• **Task data**:
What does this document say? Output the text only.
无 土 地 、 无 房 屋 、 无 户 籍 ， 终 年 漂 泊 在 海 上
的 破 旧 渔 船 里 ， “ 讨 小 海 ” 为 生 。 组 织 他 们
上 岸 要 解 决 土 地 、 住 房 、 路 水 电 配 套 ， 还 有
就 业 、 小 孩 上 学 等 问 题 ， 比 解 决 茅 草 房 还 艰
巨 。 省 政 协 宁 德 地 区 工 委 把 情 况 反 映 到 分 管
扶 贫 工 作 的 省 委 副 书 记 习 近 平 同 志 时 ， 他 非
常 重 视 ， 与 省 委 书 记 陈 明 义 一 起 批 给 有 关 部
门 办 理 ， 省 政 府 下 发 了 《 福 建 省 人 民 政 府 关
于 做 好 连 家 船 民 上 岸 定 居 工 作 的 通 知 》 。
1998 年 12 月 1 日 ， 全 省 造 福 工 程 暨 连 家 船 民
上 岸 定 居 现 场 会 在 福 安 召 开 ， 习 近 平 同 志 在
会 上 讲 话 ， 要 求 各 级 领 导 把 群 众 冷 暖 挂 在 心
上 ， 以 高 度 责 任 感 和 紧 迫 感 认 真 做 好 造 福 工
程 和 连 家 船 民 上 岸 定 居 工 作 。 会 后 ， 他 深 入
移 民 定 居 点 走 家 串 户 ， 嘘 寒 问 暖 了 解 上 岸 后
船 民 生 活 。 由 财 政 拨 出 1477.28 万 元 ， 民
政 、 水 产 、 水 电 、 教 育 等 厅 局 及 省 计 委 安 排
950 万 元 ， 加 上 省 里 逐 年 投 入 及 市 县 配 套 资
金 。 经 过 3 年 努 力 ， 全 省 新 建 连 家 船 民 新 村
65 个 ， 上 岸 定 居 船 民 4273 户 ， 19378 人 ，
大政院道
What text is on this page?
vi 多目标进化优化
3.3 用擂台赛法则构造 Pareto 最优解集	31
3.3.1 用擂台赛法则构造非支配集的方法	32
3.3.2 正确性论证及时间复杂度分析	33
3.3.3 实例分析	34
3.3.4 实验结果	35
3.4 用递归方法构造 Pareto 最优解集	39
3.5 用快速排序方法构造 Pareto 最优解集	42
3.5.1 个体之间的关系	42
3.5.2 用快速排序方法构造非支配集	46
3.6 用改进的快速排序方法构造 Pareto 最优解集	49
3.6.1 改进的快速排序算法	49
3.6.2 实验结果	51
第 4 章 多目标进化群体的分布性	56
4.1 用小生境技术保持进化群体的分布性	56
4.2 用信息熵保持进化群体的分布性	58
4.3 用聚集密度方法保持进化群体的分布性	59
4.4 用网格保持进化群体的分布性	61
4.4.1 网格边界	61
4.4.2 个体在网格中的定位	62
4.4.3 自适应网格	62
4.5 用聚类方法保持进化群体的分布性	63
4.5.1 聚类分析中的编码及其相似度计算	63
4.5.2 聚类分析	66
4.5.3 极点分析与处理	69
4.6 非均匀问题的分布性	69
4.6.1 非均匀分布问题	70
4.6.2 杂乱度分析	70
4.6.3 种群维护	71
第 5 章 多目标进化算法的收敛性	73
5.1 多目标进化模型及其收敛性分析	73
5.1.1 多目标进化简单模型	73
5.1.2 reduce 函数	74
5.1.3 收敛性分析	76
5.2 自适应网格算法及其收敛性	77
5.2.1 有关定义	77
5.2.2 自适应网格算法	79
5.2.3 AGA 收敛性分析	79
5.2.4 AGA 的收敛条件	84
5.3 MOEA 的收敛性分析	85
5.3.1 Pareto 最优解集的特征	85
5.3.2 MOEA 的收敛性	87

• **Directive**: Every line above should be retyped exactly as given.

• **Solution below**:
What does this document say? Output the text only.
无 土 地 、 无 房 屋 、 无 户 籍 ， 终 年 漂 泊 在 海 上
的 破 旧 渔 船 里 ， “ 讨 小 海 ” 为 生 。 组 织 他 们
上 岸 要 解 决 土 地 、 住 房 、 路 水 电 配 套 ， 还 有
就 业 、 小 孩 上 学 等 问 题 ， 比 解 决 茅 草 房 还 艰
巨 。 省 政 协 宁 德 地 区 工 委 把 情 况 反 映 到 分 管
扶 贫 工 作 的 省 委 副 书 记 习 近 平 同 志 时 ， 他 非
常 重 视 ， 与 省 委 书 记 陈 明 义 一 起 批 给 有 关 部
门 办 理 ， 省 政 府 下 发 了 《 福 建 省 人 民 政 府 关
于 做 好 连 家 船 民 上 岸 定 居 工 作 的 通 知 》 。
1998 年 12 月 1 日 ， 全 省 造 福 工 程 暨 连 家 船 民
上 岸 定 居 现 场 会 在 福 安 召 开 ， 习 近 平 同 志 在
会 上 讲 话 ， 要 求 各 级 领 导 把 群 众 冷 暖 挂 在 心
上 ， 以 高 度 责 任 感 和 紧 迫 感 认 真 做 好 造 福 工
程 和 连 家 船 民 上 岸 定 居 工 作 。 会 后 ， 他 深 入
移 民 定 居 点 走 家 串 户 ， 嘘 寒 问 暖 了 解 上 岸 后
船 民 生 活 。 由 财 政 拨 出 1477.28 万 元 ， 民
政 、 水 产 、 水 电 、 教 育 等 厅 局 及 省 计 委 安 排
950 万 元 ， 加 上 省 里 逐 年 投 入 及 市 县 配 套 资
金 。 经 过 3 年 努 力 ， 全 省 新 建 连 家 船 民 新 村
65 个 ， 上 岸 定 居 船 民 4273 户 ， 19378 人 ，
大政院道
What text is on this page?
vi 多目标进化优化
3.3 用擂台赛法则构造 Pareto 最优解集	31
3.3.1 用擂台赛法则构造非支配集的方法	32
3.3.2 正确性论证及时间复杂度分析	33
3.3.3 实例分析	34
3.3.4 实验结果	35
3.4 用递归方法构造 Pareto 最优解集	39
3.5 用快速排序方法构造 Pareto 最优解集	42
3.5.1 个体之间的关系	42
3.5.2 用快速排序方法构造非支配集	46
3.6 用改进的快速排序方法构造 Pareto 最优解集	49
3.6.1 改进的快速排序算法	49
3.6.2 实验结果	51
第 4 章 多目标进化群体的分布性	56
4.1 用小生境技术保持进化群体的分布性	56
4.2 用信息熵保持进化群体的分布性	58
4.3 用聚集密度方法保持进化群体的分布性	59
4.4 用网格保持进化群体的分布性	61
4.4.1 网格边界	61
4.4.2 个体在网格中的定位	62
4.4.3 自适应网格	62
4.5 用聚类方法保持进化群体的分布性	63
4.5.1 聚类分析中的编码及其相似度计算	63
4.5.2 聚类分析	66
4.5.3 极点分析与处理	69
4.6 非均匀问题的分布性	69
4.6.1 非均匀分布问题	70
4.6.2 杂乱度分析	70
4.6.3 种群维护	71
第 5 章 多目标进化算法的收敛性	73
5.1 多目标进化模型及其收敛性分析	73
5.1.1 多目标进化简单模型	73
5.1.2 reduce 函数	74
5.1.3 收敛性分析	76
5.2 自适应网格算法及其收敛性	77
5.2.1 有关定义	77
5.2.2 自适应网格算法	79
5.2.3 AGA 收敛性分析	79
5.2.4 AGA 的收敛条件	84
5.3 MOEA 的收敛性分析	85
5.3.1 Pareto 最优解集的特征	85
5.3.2 MOEA 的收敛性	87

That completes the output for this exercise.